> [TASK DATA]
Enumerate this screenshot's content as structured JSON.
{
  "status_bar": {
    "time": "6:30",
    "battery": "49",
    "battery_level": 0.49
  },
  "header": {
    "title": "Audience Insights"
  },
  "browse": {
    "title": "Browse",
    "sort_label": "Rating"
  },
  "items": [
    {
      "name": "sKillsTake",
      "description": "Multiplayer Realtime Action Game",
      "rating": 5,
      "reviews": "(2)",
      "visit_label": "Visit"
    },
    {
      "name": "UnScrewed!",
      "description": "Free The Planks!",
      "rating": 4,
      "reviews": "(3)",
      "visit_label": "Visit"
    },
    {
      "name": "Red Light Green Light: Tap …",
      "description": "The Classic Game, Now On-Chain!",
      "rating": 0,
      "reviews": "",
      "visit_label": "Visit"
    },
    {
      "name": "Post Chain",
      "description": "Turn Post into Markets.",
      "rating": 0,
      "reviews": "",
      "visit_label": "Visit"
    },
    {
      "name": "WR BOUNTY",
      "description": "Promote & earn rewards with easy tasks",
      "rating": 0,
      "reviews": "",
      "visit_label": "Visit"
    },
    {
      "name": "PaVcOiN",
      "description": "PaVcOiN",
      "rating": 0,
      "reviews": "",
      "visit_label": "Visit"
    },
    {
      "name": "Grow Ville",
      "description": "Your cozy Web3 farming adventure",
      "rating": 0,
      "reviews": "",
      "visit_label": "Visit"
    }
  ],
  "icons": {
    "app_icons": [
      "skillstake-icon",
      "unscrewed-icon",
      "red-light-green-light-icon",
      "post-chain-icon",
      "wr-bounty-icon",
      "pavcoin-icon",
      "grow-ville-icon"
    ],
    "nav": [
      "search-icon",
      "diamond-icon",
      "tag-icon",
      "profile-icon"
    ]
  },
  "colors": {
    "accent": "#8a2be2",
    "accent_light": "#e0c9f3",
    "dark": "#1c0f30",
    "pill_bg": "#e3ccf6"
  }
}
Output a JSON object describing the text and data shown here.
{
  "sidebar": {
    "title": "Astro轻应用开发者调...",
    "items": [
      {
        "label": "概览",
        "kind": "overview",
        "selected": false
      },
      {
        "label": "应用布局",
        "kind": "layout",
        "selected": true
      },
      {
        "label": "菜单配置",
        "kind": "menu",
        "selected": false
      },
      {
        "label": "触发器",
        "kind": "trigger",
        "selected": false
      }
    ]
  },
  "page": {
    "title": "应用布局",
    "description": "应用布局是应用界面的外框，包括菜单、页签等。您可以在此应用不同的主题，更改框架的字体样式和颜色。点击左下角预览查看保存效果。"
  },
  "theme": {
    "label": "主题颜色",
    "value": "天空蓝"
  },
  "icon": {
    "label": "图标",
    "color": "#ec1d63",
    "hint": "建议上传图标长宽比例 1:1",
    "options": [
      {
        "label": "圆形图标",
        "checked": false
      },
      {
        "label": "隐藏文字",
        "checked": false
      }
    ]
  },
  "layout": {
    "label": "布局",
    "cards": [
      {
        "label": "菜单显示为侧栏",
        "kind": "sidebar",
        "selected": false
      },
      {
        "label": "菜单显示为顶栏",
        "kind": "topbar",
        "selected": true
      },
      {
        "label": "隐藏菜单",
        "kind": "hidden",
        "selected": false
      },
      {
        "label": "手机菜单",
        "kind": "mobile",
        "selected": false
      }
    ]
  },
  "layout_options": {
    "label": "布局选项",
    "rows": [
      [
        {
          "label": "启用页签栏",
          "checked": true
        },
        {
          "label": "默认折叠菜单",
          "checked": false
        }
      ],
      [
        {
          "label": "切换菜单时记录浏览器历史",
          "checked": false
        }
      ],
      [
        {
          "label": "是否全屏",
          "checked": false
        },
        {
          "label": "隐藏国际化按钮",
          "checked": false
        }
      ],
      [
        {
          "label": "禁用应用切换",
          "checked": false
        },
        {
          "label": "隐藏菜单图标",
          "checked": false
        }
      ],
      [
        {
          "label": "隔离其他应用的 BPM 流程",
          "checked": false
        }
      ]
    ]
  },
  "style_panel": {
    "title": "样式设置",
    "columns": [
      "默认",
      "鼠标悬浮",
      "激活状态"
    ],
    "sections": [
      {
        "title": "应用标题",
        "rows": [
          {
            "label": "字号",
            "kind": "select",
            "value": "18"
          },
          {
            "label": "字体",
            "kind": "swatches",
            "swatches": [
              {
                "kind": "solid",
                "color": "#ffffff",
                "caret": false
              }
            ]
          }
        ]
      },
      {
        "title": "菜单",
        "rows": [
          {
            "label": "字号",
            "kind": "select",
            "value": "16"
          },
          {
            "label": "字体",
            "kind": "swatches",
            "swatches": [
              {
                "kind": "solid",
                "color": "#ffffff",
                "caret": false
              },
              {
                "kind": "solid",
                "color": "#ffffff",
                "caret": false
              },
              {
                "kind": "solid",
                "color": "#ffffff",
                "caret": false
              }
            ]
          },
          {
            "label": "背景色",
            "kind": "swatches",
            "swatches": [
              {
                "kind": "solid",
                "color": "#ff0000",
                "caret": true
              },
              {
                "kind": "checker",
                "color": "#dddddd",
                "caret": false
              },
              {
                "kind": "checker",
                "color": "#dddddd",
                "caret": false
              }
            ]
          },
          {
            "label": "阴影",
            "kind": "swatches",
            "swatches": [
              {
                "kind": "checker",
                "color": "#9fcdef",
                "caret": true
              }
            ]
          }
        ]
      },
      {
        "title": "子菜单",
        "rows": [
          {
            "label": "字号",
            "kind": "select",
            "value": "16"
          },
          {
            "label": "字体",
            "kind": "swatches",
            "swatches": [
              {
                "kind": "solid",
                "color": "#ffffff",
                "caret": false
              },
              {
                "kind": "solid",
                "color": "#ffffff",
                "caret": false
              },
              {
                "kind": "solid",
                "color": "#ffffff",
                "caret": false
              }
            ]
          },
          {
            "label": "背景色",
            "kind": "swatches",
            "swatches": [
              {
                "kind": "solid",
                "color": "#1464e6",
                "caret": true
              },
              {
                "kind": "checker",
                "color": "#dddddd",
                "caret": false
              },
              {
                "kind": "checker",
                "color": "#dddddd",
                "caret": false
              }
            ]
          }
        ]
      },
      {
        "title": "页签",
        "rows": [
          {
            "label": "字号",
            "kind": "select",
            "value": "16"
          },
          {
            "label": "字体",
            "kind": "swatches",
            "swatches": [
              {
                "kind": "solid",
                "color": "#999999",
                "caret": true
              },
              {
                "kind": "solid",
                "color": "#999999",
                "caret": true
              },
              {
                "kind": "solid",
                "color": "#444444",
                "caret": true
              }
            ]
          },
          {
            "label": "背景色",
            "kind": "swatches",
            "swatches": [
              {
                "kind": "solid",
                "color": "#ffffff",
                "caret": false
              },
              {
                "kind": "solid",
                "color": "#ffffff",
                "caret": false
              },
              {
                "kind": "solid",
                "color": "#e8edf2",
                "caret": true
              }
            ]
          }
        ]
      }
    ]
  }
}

> [INSTRUCTIONS TO FOLLOW] Repeat each of the entries above precisely as given.

> [SOLUTION TO THE EXERCISE]
Enumerate this screenshot's content as structured JSON.
{
  "status_bar": {
    "time": "6:30",
    "battery": "49",
    "battery_level": 0.49
  },
  "header": {
    "title": "Audience Insights"
  },
  "browse": {
    "title": "Browse",
    "sort_label": "Rating"
  },
  "items": [
    {
      "name": "sKillsTake",
      "description": "Multiplayer Realtime Action Game",
      "rating": 5,
      "reviews": "(2)",
      "visit_label": "Visit"
    },
    {
      "name": "UnScrewed!",
      "description": "Free The Planks!",
      "rating": 4,
      "reviews": "(3)",
      "visit_label": "Visit"
    },
    {
      "name": "Red Light Green Light: Tap …",
      "description": "The Classic Game, Now On-Chain!",
      "rating": 0,
      "reviews": "",
      "visit_label": "Visit"
    },
    {
      "name": "Post Chain",
      "description": "Turn Post into Markets.",
      "rating": 0,
      "reviews": "",
      "visit_label": "Visit"
    },
    {
      "name": "WR BOUNTY",
      "description": "Promote & earn rewards with easy tasks",
      "rating": 0,
      "reviews": "",
      "visit_label": "Visit"
    },
    {
      "name": "PaVcOiN",
      "description": "PaVcOiN",
      "rating": 0,
      "reviews": "",
      "visit_label": "Visit"
    },
    {
      "name": "Grow Ville",
      "description": "Your cozy Web3 farming adventure",
      "rating": 0,
      "reviews": "",
      "visit_label": "Visit"
    }
  ],
  "icons": {
    "app_icons": [
      "skillstake-icon",
      "unscrewed-icon",
      "red-light-green-light-icon",
      "post-chain-icon",
      "wr-bounty-icon",
      "pavcoin-icon",
      "grow-ville-icon"
    ],
    "nav": [
      "search-icon",
      "diamond-icon",
      "tag-icon",
      "profile-icon"
    ]
  },
  "colors": {
    "accent": "#8a2be2",
    "accent_light": "#e0c9f3",
    "dark": "#1c0f30",
    "pill_bg": "#e3ccf6"
  }
}
Output a JSON object describing the text and data shown here.
{
  "sidebar": {
    "title": "Astro轻应用开发者调...",
    "items": [
      {
        "label": "概览",
        "kind": "overview",
        "selected": false
      },
      {
        "label": "应用布局",
        "kind": "layout",
        "selected": true
      },
      {
        "label": "菜单配置",
        "kind": "menu",
        "selected": false
      },
      {
        "label": "触发器",
        "kind": "trigger",
        "selected": false
      }
    ]
  },
  "page": {
    "title": "应用布局",
    "description": "应用布局是应用界面的外框，包括菜单、页签等。您可以在此应用不同的主题，更改框架的字体样式和颜色。点击左下角预览查看保存效果。"
  },
  "theme": {
    "label": "主题颜色",
    "value": "天空蓝"
  },
  "icon": {
    "label": "图标",
    "color": "#ec1d63",
    "hint": "建议上传图标长宽比例 1:1",
    "options": [
      {
        "label": "圆形图标",
        "checked": false
      },
      {
        "label": "隐藏文字",
        "checked": false
      }
    ]
  },
  "layout": {
    "label": "布局",
    "cards": [
      {
        "label": "菜单显示为侧栏",
        "kind": "sidebar",
        "selected": false
      },
      {
        "label": "菜单显示为顶栏",
        "kind": "topbar",
        "selected": true
      },
      {
        "label": "隐藏菜单",
        "kind": "hidden",
        "selected": false
      },
      {
        "label": "手机菜单",
        "kind": "mobile",
        "selected": false
      }
    ]
  },
  "layout_options": {
    "label": "布局选项",
    "rows": [
      [
        {
          "label": "启用页签栏",
          "checked": true
        },
        {
          "label": "默认折叠菜单",
          "checked": false
        }
      ],
      [
        {
          "label": "切换菜单时记录浏览器历史",
          "checked": false
        }
      ],
      [
        {
          "label": "是否全屏",
          "checked": false
        },
        {
          "label": "隐藏国际化按钮",
          "checked": false
        }
      ],
      [
        {
          "label": "禁用应用切换",
          "checked": false
        },
        {
          "label": "隐藏菜单图标",
          "checked": false
        }
      ],
      [
        {
          "label": "隔离其他应用的 BPM 流程",
          "checked": false
        }
      ]
    ]
  },
  "style_panel": {
    "title": "样式设置",
    "columns": [
      "默认",
      "鼠标悬浮",
      "激活状态"
    ],
    "sections": [
      {
        "title": "应用标题",
        "rows": [
          {
            "label": "字号",
            "kind": "select",
            "value": "18"
          },
          {
            "label": "字体",
            "kind": "swatches",
            "swatches": [
              {
                "kind": "solid",
                "color": "#ffffff",
                "caret": false
              }
            ]
          }
        ]
      },
      {
        "title": "菜单",
        "rows": [
          {
            "label": "字号",
            "kind": "select",
            "value": "16"
          },
          {
            "label": "字体",
            "kind": "swatches",
            "swatches": [
              {
                "kind": "solid",
                "color": "#ffffff",
                "caret": false
              },
              {
                "kind": "solid",
                "color": "#ffffff",
                "caret": false
              },
              {
                "kind": "solid",
                "color": "#ffffff",
                "caret": false
              }
            ]
          },
          {
            "label": "背景色",
            "kind": "swatches",
            "swatches": [
              {
                "kind": "solid",
                "color": "#ff0000",
                "caret": true
              },
              {
                "kind": "checker",
                "color": "#dddddd",
                "caret": false
              },
              {
                "kind": "checker",
                "color": "#dddddd",
                "caret": false
              }
            ]
          },
          {
            "label": "阴影",
            "kind": "swatches",
            "swatches": [
              {
                "kind": "checker",
                "color": "#9fcdef",
                "caret": true
              }
            ]
          }
        ]
      },
      {
        "title": "子菜单",
        "rows": [
          {
            "label": "字号",
            "kind": "select",
            "value": "16"
          },
          {
            "label": "字体",
            "kind": "swatches",
            "swatches": [
              {
                "kind": "solid",
                "color": "#ffffff",
                "caret": false
              },
              {
                "kind": "solid",
                "color": "#ffffff",
                "caret": false
              },
              {
                "kind": "solid",
                "color": "#ffffff",
                "caret": false
              }
            ]
          },
          {
            "label": "背景色",
            "kind": "swatches",
            "swatches": [
              {
                "kind": "solid",
                "color": "#1464e6",
                "caret": true
              },
              {
                "kind": "checker",
                "color": "#dddddd",
                "caret": false
              },
              {
                "kind": "checker",
                "color": "#dddddd",
                "caret": false
              }
            ]
          }
        ]
      },
      {
        "title": "页签",
        "rows": [
          {
            "label": "字号",
            "kind": "select",
            "value": "16"
          },
          {
            "label": "字体",
            "kind": "swatches",
            "swatches": [
              {
                "kind": "solid",
                "color": "#999999",
                "caret": true
              },
              {
                "kind": "solid",
                "color": "#999999",
                "caret": true
              },
              {
                "kind": "solid",
                "color": "#444444",
                "caret": true
              }
            ]
          },
          {
            "label": "背景色",
            "kind": "swatches",
            "swatches": [
              {
                "kind": "solid",
                "color": "#ffffff",
                "caret": false
              },
              {
                "kind": "solid",
                "color": "#ffffff",
                "caret": false
              },
              {
                "kind": "solid",
                "color": "#e8edf2",
                "caret": true
              }
            ]
          }
        ]
      }
    ]
  }
}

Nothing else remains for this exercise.